Dataset rows about figures
:::::

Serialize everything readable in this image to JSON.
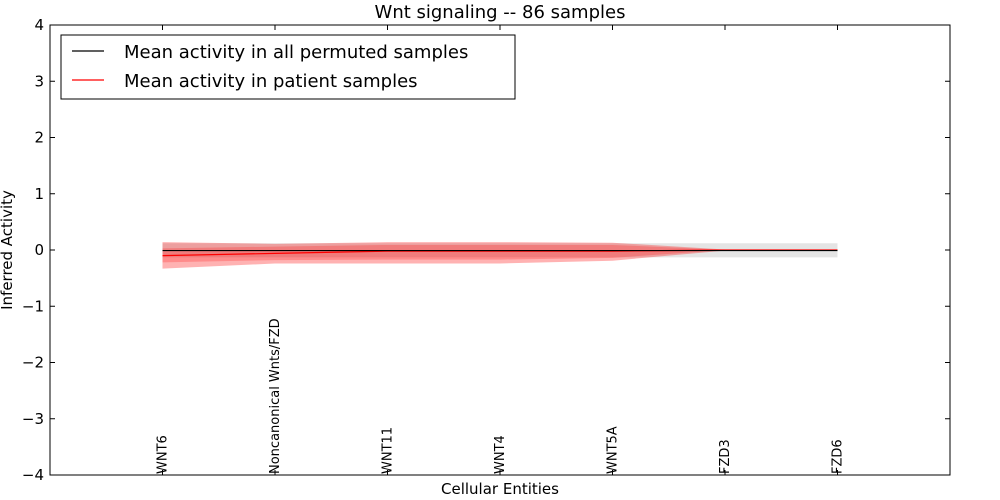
{
  "chart_data": {
    "type": "line",
    "title": "Wnt signaling -- 86 samples",
    "xlabel": "Cellular Entities",
    "ylabel": "Inferred Activity",
    "ylim": [
      -4,
      4
    ],
    "yticks": [
      -4,
      -3,
      -2,
      -1,
      0,
      1,
      2,
      3,
      4
    ],
    "ytick_labels": [
      "−4",
      "−3",
      "−2",
      "−1",
      "0",
      "1",
      "2",
      "3",
      "4"
    ],
    "xlim": [
      -1,
      7
    ],
    "categories": [
      "WNT6",
      "Noncanonical Wnts/FZD",
      "WNT11",
      "WNT4",
      "WNT5A",
      "FZD3",
      "FZD6"
    ],
    "grid": false,
    "legend_position": "top-left",
    "series": [
      {
        "name": "Mean activity in all permuted samples",
        "color": "#000000",
        "values": [
          -0.01,
          -0.01,
          -0.01,
          -0.01,
          -0.01,
          -0.01,
          -0.01
        ],
        "band_lower": [
          -0.13,
          -0.13,
          -0.13,
          -0.13,
          -0.13,
          -0.13,
          -0.13
        ],
        "band_upper": [
          0.12,
          0.12,
          0.12,
          0.12,
          0.12,
          0.12,
          0.12
        ],
        "band_color": "#b3b3b3"
      },
      {
        "name": "Mean activity in patient samples",
        "color": "#ff0000",
        "values": [
          -0.1,
          -0.06,
          -0.02,
          -0.02,
          -0.02,
          0.0,
          0.0
        ],
        "band_lower": [
          -0.33,
          -0.24,
          -0.24,
          -0.24,
          -0.19,
          -0.01,
          -0.01
        ],
        "band_upper": [
          0.14,
          0.11,
          0.14,
          0.14,
          0.13,
          0.01,
          0.01
        ],
        "inner_lower": [
          -0.22,
          -0.18,
          -0.17,
          -0.17,
          -0.14,
          0.0,
          0.0
        ],
        "inner_upper": [
          0.03,
          0.06,
          0.09,
          0.09,
          0.09,
          0.005,
          0.005
        ],
        "band_color": "#ff0000"
      }
    ]
  }
}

:::::

**Stated task**
Only lines with the word "samples" are wanted, so copy each one from the records.

**Response**
    "title": "Wnt signaling -- 86 samples",
        "name": "Mean activity in all permuted samples",
        "name": "Mean activity in patient samples",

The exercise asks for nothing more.